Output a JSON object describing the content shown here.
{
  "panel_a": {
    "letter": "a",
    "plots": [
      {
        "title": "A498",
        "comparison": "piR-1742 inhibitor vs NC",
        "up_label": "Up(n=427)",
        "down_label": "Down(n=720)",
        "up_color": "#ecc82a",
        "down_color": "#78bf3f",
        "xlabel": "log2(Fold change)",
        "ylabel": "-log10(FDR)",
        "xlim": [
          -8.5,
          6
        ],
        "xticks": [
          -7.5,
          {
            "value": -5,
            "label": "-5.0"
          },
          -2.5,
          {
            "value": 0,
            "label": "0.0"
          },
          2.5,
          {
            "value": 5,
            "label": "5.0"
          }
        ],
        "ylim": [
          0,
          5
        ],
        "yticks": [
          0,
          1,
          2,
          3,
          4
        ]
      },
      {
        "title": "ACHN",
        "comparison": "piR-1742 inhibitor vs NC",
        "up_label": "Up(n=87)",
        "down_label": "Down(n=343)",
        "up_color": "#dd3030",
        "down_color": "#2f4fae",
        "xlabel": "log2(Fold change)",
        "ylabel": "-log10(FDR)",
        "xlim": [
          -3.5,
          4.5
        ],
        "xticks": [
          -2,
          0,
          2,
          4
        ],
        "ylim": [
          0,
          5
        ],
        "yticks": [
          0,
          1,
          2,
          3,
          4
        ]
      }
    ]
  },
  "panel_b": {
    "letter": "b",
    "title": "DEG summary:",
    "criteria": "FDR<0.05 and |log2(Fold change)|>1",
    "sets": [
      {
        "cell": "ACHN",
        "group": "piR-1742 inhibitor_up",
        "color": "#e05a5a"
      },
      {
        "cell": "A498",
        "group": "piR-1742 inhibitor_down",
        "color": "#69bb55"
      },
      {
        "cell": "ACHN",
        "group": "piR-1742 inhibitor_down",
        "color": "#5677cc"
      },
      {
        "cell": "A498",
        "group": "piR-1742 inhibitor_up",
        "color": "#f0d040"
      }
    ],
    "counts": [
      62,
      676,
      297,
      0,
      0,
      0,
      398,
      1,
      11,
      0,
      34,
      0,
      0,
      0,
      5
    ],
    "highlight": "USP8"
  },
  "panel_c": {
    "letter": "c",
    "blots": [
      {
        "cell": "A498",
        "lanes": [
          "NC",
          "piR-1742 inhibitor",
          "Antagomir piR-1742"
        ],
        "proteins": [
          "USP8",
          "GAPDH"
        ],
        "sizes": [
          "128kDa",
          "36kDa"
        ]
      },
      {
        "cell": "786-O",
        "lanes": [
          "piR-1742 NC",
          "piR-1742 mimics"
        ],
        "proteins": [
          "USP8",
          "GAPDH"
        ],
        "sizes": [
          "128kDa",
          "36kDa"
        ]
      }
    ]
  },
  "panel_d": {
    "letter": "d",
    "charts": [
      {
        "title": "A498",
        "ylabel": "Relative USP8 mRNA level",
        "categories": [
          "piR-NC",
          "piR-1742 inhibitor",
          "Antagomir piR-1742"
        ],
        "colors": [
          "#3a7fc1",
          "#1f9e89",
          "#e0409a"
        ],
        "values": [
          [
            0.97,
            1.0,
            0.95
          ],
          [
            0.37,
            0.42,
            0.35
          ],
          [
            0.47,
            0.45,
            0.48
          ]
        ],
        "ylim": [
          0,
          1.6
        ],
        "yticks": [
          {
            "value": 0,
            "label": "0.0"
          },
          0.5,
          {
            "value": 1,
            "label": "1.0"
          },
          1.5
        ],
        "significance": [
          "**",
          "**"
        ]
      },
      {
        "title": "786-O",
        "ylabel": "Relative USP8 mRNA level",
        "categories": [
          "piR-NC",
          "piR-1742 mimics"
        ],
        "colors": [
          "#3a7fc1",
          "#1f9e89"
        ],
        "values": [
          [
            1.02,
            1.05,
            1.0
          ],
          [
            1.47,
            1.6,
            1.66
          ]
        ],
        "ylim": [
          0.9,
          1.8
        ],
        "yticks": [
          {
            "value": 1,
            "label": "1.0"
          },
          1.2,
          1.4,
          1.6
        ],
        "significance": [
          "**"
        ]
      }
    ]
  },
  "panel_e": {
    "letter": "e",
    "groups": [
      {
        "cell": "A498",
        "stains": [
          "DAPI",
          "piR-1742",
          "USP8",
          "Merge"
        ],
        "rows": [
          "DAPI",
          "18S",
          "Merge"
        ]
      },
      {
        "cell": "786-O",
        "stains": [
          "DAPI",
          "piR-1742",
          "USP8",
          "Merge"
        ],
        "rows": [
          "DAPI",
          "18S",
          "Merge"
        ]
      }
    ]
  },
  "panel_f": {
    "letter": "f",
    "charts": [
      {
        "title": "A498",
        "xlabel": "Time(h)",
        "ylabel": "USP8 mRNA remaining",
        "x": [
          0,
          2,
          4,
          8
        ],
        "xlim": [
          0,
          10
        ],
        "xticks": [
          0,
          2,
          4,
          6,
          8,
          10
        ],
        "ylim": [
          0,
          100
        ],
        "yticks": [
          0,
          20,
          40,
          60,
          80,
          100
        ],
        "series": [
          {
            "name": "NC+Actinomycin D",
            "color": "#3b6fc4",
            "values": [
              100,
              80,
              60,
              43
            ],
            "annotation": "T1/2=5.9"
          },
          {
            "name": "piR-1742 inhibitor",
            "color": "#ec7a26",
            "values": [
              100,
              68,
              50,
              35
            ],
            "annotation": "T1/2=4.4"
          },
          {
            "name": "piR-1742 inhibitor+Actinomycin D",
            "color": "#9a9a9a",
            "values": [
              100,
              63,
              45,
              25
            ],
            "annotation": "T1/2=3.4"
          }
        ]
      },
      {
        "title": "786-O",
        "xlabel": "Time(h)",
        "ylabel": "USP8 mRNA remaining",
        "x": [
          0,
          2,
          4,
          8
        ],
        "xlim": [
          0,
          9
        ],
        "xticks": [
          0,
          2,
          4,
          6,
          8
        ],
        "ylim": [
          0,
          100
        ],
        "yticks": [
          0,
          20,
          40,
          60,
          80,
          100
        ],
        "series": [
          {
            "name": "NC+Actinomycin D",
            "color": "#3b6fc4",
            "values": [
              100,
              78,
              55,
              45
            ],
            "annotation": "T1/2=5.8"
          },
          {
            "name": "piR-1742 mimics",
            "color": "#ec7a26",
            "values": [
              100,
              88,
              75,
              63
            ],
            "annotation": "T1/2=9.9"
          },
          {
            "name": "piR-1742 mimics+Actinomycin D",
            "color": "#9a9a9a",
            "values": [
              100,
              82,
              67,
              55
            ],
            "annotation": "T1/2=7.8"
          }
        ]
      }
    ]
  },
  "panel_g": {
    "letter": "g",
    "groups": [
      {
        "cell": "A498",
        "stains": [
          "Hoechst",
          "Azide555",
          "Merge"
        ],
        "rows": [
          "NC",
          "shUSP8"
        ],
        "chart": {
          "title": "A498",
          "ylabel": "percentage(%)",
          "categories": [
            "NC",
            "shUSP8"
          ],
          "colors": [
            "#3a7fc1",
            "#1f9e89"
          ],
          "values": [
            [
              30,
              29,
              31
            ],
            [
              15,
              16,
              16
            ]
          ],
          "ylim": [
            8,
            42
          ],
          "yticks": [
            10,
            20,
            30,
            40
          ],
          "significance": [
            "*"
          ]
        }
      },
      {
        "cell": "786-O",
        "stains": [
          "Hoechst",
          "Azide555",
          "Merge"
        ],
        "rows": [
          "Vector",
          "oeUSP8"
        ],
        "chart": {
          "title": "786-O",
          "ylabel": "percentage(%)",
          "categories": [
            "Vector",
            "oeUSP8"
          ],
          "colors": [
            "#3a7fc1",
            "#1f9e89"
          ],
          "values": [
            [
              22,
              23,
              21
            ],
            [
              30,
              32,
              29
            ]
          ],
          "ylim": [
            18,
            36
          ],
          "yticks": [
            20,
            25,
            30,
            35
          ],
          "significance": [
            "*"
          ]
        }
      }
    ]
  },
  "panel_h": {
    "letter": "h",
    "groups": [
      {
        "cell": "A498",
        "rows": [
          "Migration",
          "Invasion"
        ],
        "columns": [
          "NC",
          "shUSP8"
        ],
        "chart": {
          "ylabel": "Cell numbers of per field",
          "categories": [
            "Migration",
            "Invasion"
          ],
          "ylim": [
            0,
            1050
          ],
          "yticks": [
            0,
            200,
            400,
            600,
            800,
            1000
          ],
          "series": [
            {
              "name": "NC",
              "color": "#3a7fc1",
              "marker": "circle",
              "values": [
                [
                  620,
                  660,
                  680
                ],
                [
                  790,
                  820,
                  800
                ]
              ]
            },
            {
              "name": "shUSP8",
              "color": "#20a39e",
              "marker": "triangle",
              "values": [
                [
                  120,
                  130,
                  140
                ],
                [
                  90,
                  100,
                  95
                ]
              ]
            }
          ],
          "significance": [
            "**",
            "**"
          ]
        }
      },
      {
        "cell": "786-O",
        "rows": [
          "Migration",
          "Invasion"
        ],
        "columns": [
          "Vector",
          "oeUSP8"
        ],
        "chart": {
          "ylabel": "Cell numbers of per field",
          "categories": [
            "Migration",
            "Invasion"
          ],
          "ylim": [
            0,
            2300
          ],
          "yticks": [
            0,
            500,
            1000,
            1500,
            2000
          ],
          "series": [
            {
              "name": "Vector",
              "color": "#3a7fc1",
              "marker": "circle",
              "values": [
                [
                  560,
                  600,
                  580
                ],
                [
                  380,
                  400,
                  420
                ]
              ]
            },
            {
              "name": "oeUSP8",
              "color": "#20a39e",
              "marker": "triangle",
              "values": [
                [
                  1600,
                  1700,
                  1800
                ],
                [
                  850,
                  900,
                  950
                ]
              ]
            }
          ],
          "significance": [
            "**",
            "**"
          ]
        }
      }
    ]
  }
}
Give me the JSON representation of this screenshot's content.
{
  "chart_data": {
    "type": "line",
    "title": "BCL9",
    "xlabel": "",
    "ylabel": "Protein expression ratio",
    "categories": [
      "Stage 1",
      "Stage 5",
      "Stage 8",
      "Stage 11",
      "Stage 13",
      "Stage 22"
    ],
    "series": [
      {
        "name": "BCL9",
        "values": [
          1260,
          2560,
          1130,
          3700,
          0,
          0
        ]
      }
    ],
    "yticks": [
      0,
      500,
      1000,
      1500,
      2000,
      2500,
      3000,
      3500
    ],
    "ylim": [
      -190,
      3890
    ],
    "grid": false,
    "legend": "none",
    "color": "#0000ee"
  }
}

=======

→ **About this task**
Reproduce the records above exactly, starting with the line that contains "Give me the" and ending with the last line.

→ **Answer for the task**
Give me the JSON representation of this screenshot's content.
{
  "chart_data": {
    "type": "line",
    "title": "BCL9",
    "xlabel": "",
    "ylabel": "Protein expression ratio",
    "categories": [
      "Stage 1",
      "Stage 5",
      "Stage 8",
      "Stage 11",
      "Stage 13",
      "Stage 22"
    ],
    "series": [
      {
        "name": "BCL9",
        "values": [
          1260,
          2560,
          1130,
          3700,
          0,
          0
        ]
      }
    ],
    "yticks": [
      0,
      500,
      1000,
      1500,
      2000,
      2500,
      3000,
      3500
    ],
    "ylim": [
      -190,
      3890
    ],
    "grid": false,
    "legend": "none",
    "color": "#0000ee"
  }
}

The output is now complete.